TASK :: Without skipping anything, write out each record below exactly.

RECORDS FOR THIS EXERCISE ::

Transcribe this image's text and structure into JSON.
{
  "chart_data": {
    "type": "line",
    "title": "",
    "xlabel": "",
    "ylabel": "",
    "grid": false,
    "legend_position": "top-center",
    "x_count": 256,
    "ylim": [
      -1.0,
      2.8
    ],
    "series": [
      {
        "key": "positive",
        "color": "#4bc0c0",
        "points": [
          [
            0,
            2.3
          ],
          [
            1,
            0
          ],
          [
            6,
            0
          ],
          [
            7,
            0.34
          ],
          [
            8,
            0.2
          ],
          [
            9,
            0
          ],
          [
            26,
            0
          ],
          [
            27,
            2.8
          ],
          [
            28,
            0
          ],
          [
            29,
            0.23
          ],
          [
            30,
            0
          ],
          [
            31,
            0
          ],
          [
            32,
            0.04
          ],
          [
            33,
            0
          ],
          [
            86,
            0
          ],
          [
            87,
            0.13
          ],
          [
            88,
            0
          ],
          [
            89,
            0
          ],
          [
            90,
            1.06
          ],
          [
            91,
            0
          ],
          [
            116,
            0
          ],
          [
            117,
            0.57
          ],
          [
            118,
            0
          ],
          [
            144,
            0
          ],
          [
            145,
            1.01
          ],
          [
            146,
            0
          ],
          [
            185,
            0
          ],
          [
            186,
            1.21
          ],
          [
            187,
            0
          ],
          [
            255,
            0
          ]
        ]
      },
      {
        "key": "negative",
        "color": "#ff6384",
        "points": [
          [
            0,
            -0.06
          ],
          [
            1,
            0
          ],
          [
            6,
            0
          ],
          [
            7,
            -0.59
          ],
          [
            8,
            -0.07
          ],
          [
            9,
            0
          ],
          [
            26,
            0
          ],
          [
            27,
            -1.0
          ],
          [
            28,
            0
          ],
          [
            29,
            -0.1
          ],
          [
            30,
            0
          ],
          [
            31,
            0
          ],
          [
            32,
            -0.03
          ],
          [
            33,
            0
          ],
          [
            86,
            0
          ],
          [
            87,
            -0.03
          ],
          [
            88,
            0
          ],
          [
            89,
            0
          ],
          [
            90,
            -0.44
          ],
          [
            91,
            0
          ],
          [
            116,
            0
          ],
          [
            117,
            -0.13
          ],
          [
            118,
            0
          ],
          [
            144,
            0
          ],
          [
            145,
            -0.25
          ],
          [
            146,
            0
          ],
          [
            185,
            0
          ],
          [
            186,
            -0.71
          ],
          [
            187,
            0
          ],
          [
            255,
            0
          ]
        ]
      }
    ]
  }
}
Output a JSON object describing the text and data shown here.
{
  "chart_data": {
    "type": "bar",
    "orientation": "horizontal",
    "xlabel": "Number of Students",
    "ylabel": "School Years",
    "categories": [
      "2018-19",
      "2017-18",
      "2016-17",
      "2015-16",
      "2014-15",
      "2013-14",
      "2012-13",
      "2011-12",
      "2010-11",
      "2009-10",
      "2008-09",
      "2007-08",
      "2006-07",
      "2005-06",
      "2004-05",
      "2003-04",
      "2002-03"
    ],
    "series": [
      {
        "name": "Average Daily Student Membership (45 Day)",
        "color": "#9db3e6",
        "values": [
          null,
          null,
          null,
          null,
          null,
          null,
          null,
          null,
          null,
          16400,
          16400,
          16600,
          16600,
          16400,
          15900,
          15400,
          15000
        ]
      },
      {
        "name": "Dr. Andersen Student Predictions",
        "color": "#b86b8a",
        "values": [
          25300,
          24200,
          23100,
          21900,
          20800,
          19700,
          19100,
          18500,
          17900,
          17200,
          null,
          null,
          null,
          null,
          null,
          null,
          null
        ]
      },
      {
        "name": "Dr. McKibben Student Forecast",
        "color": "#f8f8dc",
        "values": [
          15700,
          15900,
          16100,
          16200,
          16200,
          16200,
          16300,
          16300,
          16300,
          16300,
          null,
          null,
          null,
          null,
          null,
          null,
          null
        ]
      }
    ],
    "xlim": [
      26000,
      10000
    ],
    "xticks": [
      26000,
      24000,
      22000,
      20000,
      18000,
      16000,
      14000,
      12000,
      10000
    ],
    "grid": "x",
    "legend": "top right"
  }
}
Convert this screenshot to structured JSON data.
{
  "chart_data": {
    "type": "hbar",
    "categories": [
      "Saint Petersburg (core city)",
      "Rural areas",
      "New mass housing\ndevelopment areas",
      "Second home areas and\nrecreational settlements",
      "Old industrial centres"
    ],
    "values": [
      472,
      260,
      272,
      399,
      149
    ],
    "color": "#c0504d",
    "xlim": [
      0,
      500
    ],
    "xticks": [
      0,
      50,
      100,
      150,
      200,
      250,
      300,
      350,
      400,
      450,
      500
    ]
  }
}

THE ANSWER ::
Transcribe this image's text and structure into JSON.
{
  "chart_data": {
    "type": "line",
    "title": "",
    "xlabel": "",
    "ylabel": "",
    "grid": false,
    "legend_position": "top-center",
    "x_count": 256,
    "ylim": [
      -1.0,
      2.8
    ],
    "series": [
      {
        "key": "positive",
        "color": "#4bc0c0",
        "points": [
          [
            0,
            2.3
          ],
          [
            1,
            0
          ],
          [
            6,
            0
          ],
          [
            7,
            0.34
          ],
          [
            8,
            0.2
          ],
          [
            9,
            0
          ],
          [
            26,
            0
          ],
          [
            27,
            2.8
          ],
          [
            28,
            0
          ],
          [
            29,
            0.23
          ],
          [
            30,
            0
          ],
          [
            31,
            0
          ],
          [
            32,
            0.04
          ],
          [
            33,
            0
          ],
          [
            86,
            0
          ],
          [
            87,
            0.13
          ],
          [
            88,
            0
          ],
          [
            89,
            0
          ],
          [
            90,
            1.06
          ],
          [
            91,
            0
          ],
          [
            116,
            0
          ],
          [
            117,
            0.57
          ],
          [
            118,
            0
          ],
          [
            144,
            0
          ],
          [
            145,
            1.01
          ],
          [
            146,
            0
          ],
          [
            185,
            0
          ],
          [
            186,
            1.21
          ],
          [
            187,
            0
          ],
          [
            255,
            0
          ]
        ]
      },
      {
        "key": "negative",
        "color": "#ff6384",
        "points": [
          [
            0,
            -0.06
          ],
          [
            1,
            0
          ],
          [
            6,
            0
          ],
          [
            7,
            -0.59
          ],
          [
            8,
            -0.07
          ],
          [
            9,
            0
          ],
          [
            26,
            0
          ],
          [
            27,
            -1.0
          ],
          [
            28,
            0
          ],
          [
            29,
            -0.1
          ],
          [
            30,
            0
          ],
          [
            31,
            0
          ],
          [
            32,
            -0.03
          ],
          [
            33,
            0
          ],
          [
            86,
            0
          ],
          [
            87,
            -0.03
          ],
          [
            88,
            0
          ],
          [
            89,
            0
          ],
          [
            90,
            -0.44
          ],
          [
            91,
            0
          ],
          [
            116,
            0
          ],
          [
            117,
            -0.13
          ],
          [
            118,
            0
          ],
          [
            144,
            0
          ],
          [
            145,
            -0.25
          ],
          [
            146,
            0
          ],
          [
            185,
            0
          ],
          [
            186,
            -0.71
          ],
          [
            187,
            0
          ],
          [
            255,
            0
          ]
        ]
      }
    ]
  }
}
Output a JSON object describing the text and data shown here.
{
  "chart_data": {
    "type": "bar",
    "orientation": "horizontal",
    "xlabel": "Number of Students",
    "ylabel": "School Years",
    "categories": [
      "2018-19",
      "2017-18",
      "2016-17",
      "2015-16",
      "2014-15",
      "2013-14",
      "2012-13",
      "2011-12",
      "2010-11",
      "2009-10",
      "2008-09",
      "2007-08",
      "2006-07",
      "2005-06",
      "2004-05",
      "2003-04",
      "2002-03"
    ],
    "series": [
      {
        "name": "Average Daily Student Membership (45 Day)",
        "color": "#9db3e6",
        "values": [
          null,
          null,
          null,
          null,
          null,
          null,
          null,
          null,
          null,
          16400,
          16400,
          16600,
          16600,
          16400,
          15900,
          15400,
          15000
        ]
      },
      {
        "name": "Dr. Andersen Student Predictions",
        "color": "#b86b8a",
        "values": [
          25300,
          24200,
          23100,
          21900,
          20800,
          19700,
          19100,
          18500,
          17900,
          17200,
          null,
          null,
          null,
          null,
          null,
          null,
          null
        ]
      },
      {
        "name": "Dr. McKibben Student Forecast",
        "color": "#f8f8dc",
        "values": [
          15700,
          15900,
          16100,
          16200,
          16200,
          16200,
          16300,
          16300,
          16300,
          16300,
          null,
          null,
          null,
          null,
          null,
          null,
          null
        ]
      }
    ],
    "xlim": [
      26000,
      10000
    ],
    "xticks": [
      26000,
      24000,
      22000,
      20000,
      18000,
      16000,
      14000,
      12000,
      10000
    ],
    "grid": "x",
    "legend": "top right"
  }
}
Convert this screenshot to structured JSON data.
{
  "chart_data": {
    "type": "hbar",
    "categories": [
      "Saint Petersburg (core city)",
      "Rural areas",
      "New mass housing\ndevelopment areas",
      "Second home areas and\nrecreational settlements",
      "Old industrial centres"
    ],
    "values": [
      472,
      260,
      272,
      399,
      149
    ],
    "color": "#c0504d",
    "xlim": [
      0,
      500
    ],
    "xticks": [
      0,
      50,
      100,
      150,
      200,
      250,
      300,
      350,
      400,
      450,
      500
    ]
  }
}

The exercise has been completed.